● TASK DIRECTIONS:
Your job is to restate each entry word for word.

● Data items:
* * * * * * *

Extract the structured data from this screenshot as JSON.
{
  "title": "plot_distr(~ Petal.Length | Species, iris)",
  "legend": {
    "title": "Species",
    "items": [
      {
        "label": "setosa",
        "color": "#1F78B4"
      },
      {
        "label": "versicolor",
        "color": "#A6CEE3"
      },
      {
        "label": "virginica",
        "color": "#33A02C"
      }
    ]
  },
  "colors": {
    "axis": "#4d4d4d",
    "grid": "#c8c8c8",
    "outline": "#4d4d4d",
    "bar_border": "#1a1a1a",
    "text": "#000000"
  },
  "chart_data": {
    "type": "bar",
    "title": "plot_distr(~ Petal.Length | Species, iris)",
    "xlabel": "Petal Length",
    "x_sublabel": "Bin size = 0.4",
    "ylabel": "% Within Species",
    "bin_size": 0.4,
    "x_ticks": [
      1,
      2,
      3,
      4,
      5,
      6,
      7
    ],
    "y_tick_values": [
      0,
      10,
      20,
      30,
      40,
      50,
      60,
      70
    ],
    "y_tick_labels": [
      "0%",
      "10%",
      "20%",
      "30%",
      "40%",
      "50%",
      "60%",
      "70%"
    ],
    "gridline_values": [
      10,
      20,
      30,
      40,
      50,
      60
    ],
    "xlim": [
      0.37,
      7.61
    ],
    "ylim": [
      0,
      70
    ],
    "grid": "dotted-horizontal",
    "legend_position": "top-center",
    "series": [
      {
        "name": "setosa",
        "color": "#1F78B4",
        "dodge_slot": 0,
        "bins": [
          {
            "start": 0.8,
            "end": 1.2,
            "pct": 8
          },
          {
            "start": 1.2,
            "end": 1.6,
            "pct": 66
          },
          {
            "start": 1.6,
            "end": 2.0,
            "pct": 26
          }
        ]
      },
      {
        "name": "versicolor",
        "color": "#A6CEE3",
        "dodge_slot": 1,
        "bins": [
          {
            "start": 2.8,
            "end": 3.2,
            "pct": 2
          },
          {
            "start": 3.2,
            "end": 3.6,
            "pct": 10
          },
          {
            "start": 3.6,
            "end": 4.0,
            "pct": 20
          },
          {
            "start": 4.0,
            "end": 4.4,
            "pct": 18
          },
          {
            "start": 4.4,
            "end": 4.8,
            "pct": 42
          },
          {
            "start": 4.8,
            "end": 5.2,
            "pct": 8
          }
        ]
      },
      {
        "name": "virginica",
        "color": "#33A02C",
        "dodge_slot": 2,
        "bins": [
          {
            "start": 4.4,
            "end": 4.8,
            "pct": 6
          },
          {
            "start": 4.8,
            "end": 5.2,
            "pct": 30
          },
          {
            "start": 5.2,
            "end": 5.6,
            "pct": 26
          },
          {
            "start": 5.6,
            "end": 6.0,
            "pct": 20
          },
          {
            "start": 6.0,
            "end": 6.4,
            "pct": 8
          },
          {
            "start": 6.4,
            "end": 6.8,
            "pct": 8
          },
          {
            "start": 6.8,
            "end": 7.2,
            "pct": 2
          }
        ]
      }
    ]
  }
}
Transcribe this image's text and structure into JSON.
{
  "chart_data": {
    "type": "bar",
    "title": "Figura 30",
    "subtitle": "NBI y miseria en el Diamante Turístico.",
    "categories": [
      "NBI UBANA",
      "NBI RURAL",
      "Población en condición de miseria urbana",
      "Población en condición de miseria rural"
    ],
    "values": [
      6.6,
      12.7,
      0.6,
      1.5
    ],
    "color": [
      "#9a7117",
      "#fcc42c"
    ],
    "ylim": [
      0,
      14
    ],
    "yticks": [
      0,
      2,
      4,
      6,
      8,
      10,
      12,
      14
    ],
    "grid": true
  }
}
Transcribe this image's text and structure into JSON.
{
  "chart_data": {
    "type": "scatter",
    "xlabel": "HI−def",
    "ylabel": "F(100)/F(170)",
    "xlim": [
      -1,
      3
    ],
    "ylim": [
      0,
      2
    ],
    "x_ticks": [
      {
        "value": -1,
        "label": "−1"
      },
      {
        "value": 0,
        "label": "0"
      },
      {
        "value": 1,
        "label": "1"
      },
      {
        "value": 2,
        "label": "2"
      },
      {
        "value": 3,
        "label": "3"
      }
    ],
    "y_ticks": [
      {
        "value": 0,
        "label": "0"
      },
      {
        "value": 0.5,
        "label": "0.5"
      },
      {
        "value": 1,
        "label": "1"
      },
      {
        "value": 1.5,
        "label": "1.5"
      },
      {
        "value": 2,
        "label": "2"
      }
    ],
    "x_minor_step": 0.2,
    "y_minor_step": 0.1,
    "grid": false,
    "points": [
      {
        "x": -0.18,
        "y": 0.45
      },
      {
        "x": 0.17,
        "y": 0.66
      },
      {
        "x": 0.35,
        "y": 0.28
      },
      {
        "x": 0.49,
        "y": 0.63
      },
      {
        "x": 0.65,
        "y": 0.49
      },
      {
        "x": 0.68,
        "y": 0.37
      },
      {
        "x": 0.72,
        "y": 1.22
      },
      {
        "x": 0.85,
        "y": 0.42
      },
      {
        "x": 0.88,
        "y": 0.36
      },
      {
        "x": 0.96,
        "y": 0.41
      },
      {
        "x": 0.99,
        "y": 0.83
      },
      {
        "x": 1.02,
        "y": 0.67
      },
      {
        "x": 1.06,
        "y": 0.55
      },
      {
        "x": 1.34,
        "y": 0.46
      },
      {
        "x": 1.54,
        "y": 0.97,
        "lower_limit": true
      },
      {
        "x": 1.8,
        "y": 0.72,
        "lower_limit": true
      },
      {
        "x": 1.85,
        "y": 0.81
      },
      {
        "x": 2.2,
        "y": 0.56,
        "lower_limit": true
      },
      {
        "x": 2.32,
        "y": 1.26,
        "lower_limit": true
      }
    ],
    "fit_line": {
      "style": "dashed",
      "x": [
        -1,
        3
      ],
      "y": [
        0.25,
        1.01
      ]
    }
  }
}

* * * * * * *

● OUTPUT FOR THIS TASK:
Extract the structured data from this screenshot as JSON.
{
  "title": "plot_distr(~ Petal.Length | Species, iris)",
  "legend": {
    "title": "Species",
    "items": [
      {
        "label": "setosa",
        "color": "#1F78B4"
      },
      {
        "label": "versicolor",
        "color": "#A6CEE3"
      },
      {
        "label": "virginica",
        "color": "#33A02C"
      }
    ]
  },
  "colors": {
    "axis": "#4d4d4d",
    "grid": "#c8c8c8",
    "outline": "#4d4d4d",
    "bar_border": "#1a1a1a",
    "text": "#000000"
  },
  "chart_data": {
    "type": "bar",
    "title": "plot_distr(~ Petal.Length | Species, iris)",
    "xlabel": "Petal Length",
    "x_sublabel": "Bin size = 0.4",
    "ylabel": "% Within Species",
    "bin_size": 0.4,
    "x_ticks": [
      1,
      2,
      3,
      4,
      5,
      6,
      7
    ],
    "y_tick_values": [
      0,
      10,
      20,
      30,
      40,
      50,
      60,
      70
    ],
    "y_tick_labels": [
      "0%",
      "10%",
      "20%",
      "30%",
      "40%",
      "50%",
      "60%",
      "70%"
    ],
    "gridline_values": [
      10,
      20,
      30,
      40,
      50,
      60
    ],
    "xlim": [
      0.37,
      7.61
    ],
    "ylim": [
      0,
      70
    ],
    "grid": "dotted-horizontal",
    "legend_position": "top-center",
    "series": [
      {
        "name": "setosa",
        "color": "#1F78B4",
        "dodge_slot": 0,
        "bins": [
          {
            "start": 0.8,
            "end": 1.2,
            "pct": 8
          },
          {
            "start": 1.2,
            "end": 1.6,
            "pct": 66
          },
          {
            "start": 1.6,
            "end": 2.0,
            "pct": 26
          }
        ]
      },
      {
        "name": "versicolor",
        "color": "#A6CEE3",
        "dodge_slot": 1,
        "bins": [
          {
            "start": 2.8,
            "end": 3.2,
            "pct": 2
          },
          {
            "start": 3.2,
            "end": 3.6,
            "pct": 10
          },
          {
            "start": 3.6,
            "end": 4.0,
            "pct": 20
          },
          {
            "start": 4.0,
            "end": 4.4,
            "pct": 18
          },
          {
            "start": 4.4,
            "end": 4.8,
            "pct": 42
          },
          {
            "start": 4.8,
            "end": 5.2,
            "pct": 8
          }
        ]
      },
      {
        "name": "virginica",
        "color": "#33A02C",
        "dodge_slot": 2,
        "bins": [
          {
            "start": 4.4,
            "end": 4.8,
            "pct": 6
          },
          {
            "start": 4.8,
            "end": 5.2,
            "pct": 30
          },
          {
            "start": 5.2,
            "end": 5.6,
            "pct": 26
          },
          {
            "start": 5.6,
            "end": 6.0,
            "pct": 20
          },
          {
            "start": 6.0,
            "end": 6.4,
            "pct": 8
          },
          {
            "start": 6.4,
            "end": 6.8,
            "pct": 8
          },
          {
            "start": 6.8,
            "end": 7.2,
            "pct": 2
          }
        ]
      }
    ]
  }
}
Transcribe this image's text and structure into JSON.
{
  "chart_data": {
    "type": "bar",
    "title": "Figura 30",
    "subtitle": "NBI y miseria en el Diamante Turístico.",
    "categories": [
      "NBI UBANA",
      "NBI RURAL",
      "Población en condición de miseria urbana",
      "Población en condición de miseria rural"
    ],
    "values": [
      6.6,
      12.7,
      0.6,
      1.5
    ],
    "color": [
      "#9a7117",
      "#fcc42c"
    ],
    "ylim": [
      0,
      14
    ],
    "yticks": [
      0,
      2,
      4,
      6,
      8,
      10,
      12,
      14
    ],
    "grid": true
  }
}
Transcribe this image's text and structure into JSON.
{
  "chart_data": {
    "type": "scatter",
    "xlabel": "HI−def",
    "ylabel": "F(100)/F(170)",
    "xlim": [
      -1,
      3
    ],
    "ylim": [
      0,
      2
    ],
    "x_ticks": [
      {
        "value": -1,
        "label": "−1"
      },
      {
        "value": 0,
        "label": "0"
      },
      {
        "value": 1,
        "label": "1"
      },
      {
        "value": 2,
        "label": "2"
      },
      {
        "value": 3,
        "label": "3"
      }
    ],
    "y_ticks": [
      {
        "value": 0,
        "label": "0"
      },
      {
        "value": 0.5,
        "label": "0.5"
      },
      {
        "value": 1,
        "label": "1"
      },
      {
        "value": 1.5,
        "label": "1.5"
      },
      {
        "value": 2,
        "label": "2"
      }
    ],
    "x_minor_step": 0.2,
    "y_minor_step": 0.1,
    "grid": false,
    "points": [
      {
        "x": -0.18,
        "y": 0.45
      },
      {
        "x": 0.17,
        "y": 0.66
      },
      {
        "x": 0.35,
        "y": 0.28
      },
      {
        "x": 0.49,
        "y": 0.63
      },
      {
        "x": 0.65,
        "y": 0.49
      },
      {
        "x": 0.68,
        "y": 0.37
      },
      {
        "x": 0.72,
        "y": 1.22
      },
      {
        "x": 0.85,
        "y": 0.42
      },
      {
        "x": 0.88,
        "y": 0.36
      },
      {
        "x": 0.96,
        "y": 0.41
      },
      {
        "x": 0.99,
        "y": 0.83
      },
      {
        "x": 1.02,
        "y": 0.67
      },
      {
        "x": 1.06,
        "y": 0.55
      },
      {
        "x": 1.34,
        "y": 0.46
      },
      {
        "x": 1.54,
        "y": 0.97,
        "lower_limit": true
      },
      {
        "x": 1.8,
        "y": 0.72,
        "lower_limit": true
      },
      {
        "x": 1.85,
        "y": 0.81
      },
      {
        "x": 2.2,
        "y": 0.56,
        "lower_limit": true
      },
      {
        "x": 2.32,
        "y": 1.26,
        "lower_limit": true
      }
    ],
    "fit_line": {
      "style": "dashed",
      "x": [
        -1,
        3
      ],
      "y": [
        0.25,
        1.01
      ]
    }
  }
}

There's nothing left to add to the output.